• **RAW DATA**:
________________
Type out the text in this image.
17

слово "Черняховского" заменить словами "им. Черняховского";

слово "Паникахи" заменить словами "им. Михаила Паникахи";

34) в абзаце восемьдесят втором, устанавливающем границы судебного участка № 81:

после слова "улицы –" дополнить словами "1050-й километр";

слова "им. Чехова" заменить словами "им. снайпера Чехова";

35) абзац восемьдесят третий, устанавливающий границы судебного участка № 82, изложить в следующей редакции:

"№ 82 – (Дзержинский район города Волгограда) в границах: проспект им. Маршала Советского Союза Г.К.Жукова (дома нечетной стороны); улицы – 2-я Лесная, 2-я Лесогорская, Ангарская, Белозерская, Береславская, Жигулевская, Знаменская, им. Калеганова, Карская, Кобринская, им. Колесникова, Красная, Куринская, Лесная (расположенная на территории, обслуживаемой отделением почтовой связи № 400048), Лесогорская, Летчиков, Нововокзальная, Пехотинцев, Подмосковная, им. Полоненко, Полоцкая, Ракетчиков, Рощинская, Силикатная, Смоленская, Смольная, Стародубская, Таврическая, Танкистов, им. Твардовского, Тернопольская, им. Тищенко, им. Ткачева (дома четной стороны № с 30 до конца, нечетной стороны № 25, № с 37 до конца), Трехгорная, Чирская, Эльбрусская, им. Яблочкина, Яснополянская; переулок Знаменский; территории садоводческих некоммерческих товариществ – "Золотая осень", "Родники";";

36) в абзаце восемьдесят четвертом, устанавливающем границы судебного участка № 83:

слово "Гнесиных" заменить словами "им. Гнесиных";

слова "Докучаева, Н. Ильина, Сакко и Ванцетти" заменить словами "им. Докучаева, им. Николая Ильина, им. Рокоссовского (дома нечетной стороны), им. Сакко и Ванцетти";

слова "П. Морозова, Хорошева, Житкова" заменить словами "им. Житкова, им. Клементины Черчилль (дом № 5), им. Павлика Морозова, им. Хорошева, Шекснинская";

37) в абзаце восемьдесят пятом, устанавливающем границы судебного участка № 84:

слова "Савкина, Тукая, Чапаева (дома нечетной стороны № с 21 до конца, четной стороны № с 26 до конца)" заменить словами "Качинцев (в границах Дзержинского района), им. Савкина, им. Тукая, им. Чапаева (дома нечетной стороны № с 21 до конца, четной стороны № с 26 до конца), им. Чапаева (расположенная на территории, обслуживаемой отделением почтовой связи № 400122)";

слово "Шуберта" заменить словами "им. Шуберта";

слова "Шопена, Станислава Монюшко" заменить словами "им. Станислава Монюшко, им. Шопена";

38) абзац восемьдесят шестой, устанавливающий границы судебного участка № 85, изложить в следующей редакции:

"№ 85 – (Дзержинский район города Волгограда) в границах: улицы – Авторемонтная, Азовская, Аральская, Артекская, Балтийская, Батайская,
________________
• **DIRECTION**:
Output every record above exactly as it appears.

• **EXERCISE ANSWER**:
Type out the text in this image.
17

слово "Черняховского" заменить словами "им. Черняховского";

слово "Паникахи" заменить словами "им. Михаила Паникахи";

34) в абзаце восемьдесят втором, устанавливающем границы судебного участка № 81:

после слова "улицы –" дополнить словами "1050-й километр";

слова "им. Чехова" заменить словами "им. снайпера Чехова";

35) абзац восемьдесят третий, устанавливающий границы судебного участка № 82, изложить в следующей редакции:

"№ 82 – (Дзержинский район города Волгограда) в границах: проспект им. Маршала Советского Союза Г.К.Жукова (дома нечетной стороны); улицы – 2-я Лесная, 2-я Лесогорская, Ангарская, Белозерская, Береславская, Жигулевская, Знаменская, им. Калеганова, Карская, Кобринская, им. Колесникова, Красная, Куринская, Лесная (расположенная на территории, обслуживаемой отделением почтовой связи № 400048), Лесогорская, Летчиков, Нововокзальная, Пехотинцев, Подмосковная, им. Полоненко, Полоцкая, Ракетчиков, Рощинская, Силикатная, Смоленская, Смольная, Стародубская, Таврическая, Танкистов, им. Твардовского, Тернопольская, им. Тищенко, им. Ткачева (дома четной стороны № с 30 до конца, нечетной стороны № 25, № с 37 до конца), Трехгорная, Чирская, Эльбрусская, им. Яблочкина, Яснополянская; переулок Знаменский; территории садоводческих некоммерческих товариществ – "Золотая осень", "Родники";";

36) в абзаце восемьдесят четвертом, устанавливающем границы судебного участка № 83:

слово "Гнесиных" заменить словами "им. Гнесиных";

слова "Докучаева, Н. Ильина, Сакко и Ванцетти" заменить словами "им. Докучаева, им. Николая Ильина, им. Рокоссовского (дома нечетной стороны), им. Сакко и Ванцетти";

слова "П. Морозова, Хорошева, Житкова" заменить словами "им. Житкова, им. Клементины Черчилль (дом № 5), им. Павлика Морозова, им. Хорошева, Шекснинская";

37) в абзаце восемьдесят пятом, устанавливающем границы судебного участка № 84:

слова "Савкина, Тукая, Чапаева (дома нечетной стороны № с 21 до конца, четной стороны № с 26 до конца)" заменить словами "Качинцев (в границах Дзержинского района), им. Савкина, им. Тукая, им. Чапаева (дома нечетной стороны № с 21 до конца, четной стороны № с 26 до конца), им. Чапаева (расположенная на территории, обслуживаемой отделением почтовой связи № 400122)";

слово "Шуберта" заменить словами "им. Шуберта";

слова "Шопена, Станислава Монюшко" заменить словами "им. Станислава Монюшко, им. Шопена";

38) абзац восемьдесят шестой, устанавливающий границы судебного участка № 85, изложить в следующей редакции:

"№ 85 – (Дзержинский район города Волгограда) в границах: улицы – Авторемонтная, Азовская, Аральская, Артекская, Балтийская, Батайская,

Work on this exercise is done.